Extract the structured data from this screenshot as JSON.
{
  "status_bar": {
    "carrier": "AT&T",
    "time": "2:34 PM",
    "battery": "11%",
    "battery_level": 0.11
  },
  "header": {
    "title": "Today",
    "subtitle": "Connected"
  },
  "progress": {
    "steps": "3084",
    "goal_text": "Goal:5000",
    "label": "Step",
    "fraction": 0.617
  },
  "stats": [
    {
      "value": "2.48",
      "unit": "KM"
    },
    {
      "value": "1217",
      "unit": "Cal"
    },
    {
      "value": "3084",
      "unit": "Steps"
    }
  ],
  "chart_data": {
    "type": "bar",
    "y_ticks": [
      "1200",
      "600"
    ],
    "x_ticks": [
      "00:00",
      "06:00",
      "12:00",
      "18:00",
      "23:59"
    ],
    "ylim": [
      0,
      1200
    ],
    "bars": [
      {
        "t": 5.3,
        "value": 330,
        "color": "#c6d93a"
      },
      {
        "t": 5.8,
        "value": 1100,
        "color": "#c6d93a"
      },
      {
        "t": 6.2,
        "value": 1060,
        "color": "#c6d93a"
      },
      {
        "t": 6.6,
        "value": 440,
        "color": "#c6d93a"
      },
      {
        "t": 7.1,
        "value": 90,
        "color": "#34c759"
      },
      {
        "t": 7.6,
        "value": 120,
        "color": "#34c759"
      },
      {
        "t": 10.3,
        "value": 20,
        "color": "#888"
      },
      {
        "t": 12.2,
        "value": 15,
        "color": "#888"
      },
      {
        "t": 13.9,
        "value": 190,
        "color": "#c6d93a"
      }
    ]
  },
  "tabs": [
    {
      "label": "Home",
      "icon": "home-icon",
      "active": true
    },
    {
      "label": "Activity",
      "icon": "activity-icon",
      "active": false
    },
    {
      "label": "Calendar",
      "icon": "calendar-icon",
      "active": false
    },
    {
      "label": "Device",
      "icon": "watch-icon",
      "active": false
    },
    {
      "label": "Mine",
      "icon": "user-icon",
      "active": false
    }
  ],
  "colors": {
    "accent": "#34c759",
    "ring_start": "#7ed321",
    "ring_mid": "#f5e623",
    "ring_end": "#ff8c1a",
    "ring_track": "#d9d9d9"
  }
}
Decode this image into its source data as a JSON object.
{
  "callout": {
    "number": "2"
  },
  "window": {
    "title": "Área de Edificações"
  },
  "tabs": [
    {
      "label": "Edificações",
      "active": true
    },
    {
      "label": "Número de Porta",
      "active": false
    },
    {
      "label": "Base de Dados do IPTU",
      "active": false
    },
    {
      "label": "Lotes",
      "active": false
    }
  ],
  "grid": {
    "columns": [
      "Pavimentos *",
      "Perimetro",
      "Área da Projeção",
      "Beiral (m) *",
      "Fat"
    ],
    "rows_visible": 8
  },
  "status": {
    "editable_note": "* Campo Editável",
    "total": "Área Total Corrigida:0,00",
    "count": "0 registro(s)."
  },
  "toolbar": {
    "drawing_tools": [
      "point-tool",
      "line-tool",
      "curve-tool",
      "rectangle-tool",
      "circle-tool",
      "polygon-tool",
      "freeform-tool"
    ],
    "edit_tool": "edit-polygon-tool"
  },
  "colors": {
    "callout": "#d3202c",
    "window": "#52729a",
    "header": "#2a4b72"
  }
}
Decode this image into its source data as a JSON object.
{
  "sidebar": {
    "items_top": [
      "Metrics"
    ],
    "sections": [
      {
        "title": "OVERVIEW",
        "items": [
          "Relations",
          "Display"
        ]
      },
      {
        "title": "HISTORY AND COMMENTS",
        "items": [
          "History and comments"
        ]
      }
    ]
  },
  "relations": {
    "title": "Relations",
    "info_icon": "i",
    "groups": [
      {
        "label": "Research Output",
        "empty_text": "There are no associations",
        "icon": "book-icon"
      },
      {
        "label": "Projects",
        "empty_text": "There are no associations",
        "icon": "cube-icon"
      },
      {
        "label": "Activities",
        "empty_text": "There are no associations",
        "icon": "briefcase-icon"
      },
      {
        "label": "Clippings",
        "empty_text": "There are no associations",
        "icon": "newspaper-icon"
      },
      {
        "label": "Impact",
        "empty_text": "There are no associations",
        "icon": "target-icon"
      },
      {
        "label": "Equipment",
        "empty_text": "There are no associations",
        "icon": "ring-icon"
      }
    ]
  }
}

--

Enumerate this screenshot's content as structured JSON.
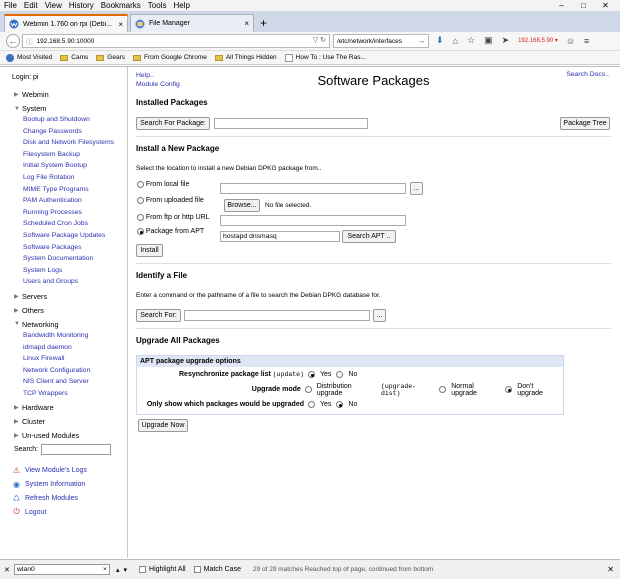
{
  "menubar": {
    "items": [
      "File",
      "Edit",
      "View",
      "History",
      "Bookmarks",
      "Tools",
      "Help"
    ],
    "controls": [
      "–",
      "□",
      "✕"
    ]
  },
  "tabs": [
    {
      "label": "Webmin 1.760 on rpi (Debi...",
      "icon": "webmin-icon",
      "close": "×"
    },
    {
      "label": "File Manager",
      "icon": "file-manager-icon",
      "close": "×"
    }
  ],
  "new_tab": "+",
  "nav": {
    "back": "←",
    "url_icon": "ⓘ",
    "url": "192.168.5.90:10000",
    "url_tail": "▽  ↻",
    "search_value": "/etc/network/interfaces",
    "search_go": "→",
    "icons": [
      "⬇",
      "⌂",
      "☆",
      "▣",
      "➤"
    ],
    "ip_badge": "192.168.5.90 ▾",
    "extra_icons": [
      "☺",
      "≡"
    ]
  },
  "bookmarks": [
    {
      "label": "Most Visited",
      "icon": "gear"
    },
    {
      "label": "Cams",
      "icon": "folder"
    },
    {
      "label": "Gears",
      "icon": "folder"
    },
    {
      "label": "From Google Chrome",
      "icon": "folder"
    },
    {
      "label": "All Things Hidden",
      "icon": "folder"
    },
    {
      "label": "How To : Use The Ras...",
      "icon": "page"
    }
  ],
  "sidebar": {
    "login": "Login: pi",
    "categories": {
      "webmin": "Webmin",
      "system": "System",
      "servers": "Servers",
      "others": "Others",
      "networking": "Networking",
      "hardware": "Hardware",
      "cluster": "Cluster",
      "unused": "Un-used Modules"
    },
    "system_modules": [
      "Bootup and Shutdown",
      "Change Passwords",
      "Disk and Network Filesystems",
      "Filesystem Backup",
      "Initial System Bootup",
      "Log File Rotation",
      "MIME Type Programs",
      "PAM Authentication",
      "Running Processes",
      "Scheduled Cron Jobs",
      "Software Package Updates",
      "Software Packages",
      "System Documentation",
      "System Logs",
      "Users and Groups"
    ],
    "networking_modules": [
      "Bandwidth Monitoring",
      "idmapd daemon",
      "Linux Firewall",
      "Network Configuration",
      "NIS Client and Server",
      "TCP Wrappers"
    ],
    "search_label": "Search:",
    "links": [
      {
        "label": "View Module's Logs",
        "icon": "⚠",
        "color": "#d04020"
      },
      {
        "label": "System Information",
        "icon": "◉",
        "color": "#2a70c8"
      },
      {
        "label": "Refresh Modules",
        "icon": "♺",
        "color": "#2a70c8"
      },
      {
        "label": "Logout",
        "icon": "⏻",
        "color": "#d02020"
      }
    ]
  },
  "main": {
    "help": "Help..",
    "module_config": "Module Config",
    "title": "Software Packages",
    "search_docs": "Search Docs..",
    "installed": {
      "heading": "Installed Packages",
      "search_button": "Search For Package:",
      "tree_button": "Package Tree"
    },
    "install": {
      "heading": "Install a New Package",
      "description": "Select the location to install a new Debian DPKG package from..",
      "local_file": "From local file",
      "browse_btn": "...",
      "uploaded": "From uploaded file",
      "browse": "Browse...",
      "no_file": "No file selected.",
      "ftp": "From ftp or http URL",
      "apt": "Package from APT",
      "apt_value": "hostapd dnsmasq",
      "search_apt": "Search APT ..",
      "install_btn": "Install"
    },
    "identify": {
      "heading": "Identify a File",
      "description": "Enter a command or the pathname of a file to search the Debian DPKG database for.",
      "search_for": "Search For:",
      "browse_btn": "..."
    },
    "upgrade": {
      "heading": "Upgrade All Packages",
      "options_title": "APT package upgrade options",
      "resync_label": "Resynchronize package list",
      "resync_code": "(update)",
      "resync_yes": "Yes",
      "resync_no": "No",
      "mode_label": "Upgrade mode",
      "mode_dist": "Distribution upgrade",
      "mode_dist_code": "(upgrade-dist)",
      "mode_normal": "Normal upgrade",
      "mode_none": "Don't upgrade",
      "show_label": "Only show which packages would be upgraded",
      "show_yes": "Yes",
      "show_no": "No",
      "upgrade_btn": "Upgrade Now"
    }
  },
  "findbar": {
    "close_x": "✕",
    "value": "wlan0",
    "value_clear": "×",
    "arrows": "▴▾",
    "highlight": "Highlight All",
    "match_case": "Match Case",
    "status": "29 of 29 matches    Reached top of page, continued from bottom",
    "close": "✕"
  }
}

■ Aim of the task ■
Which lines in the listing above hold the word "this"? Show each of them.

■ Result ■
Extract the structured data from this screenshot as JSON.
Decode this image into its source data as a JSON object.
Decode this image into its source data as a JSON object.
Enumerate this screenshot's content as structured JSON.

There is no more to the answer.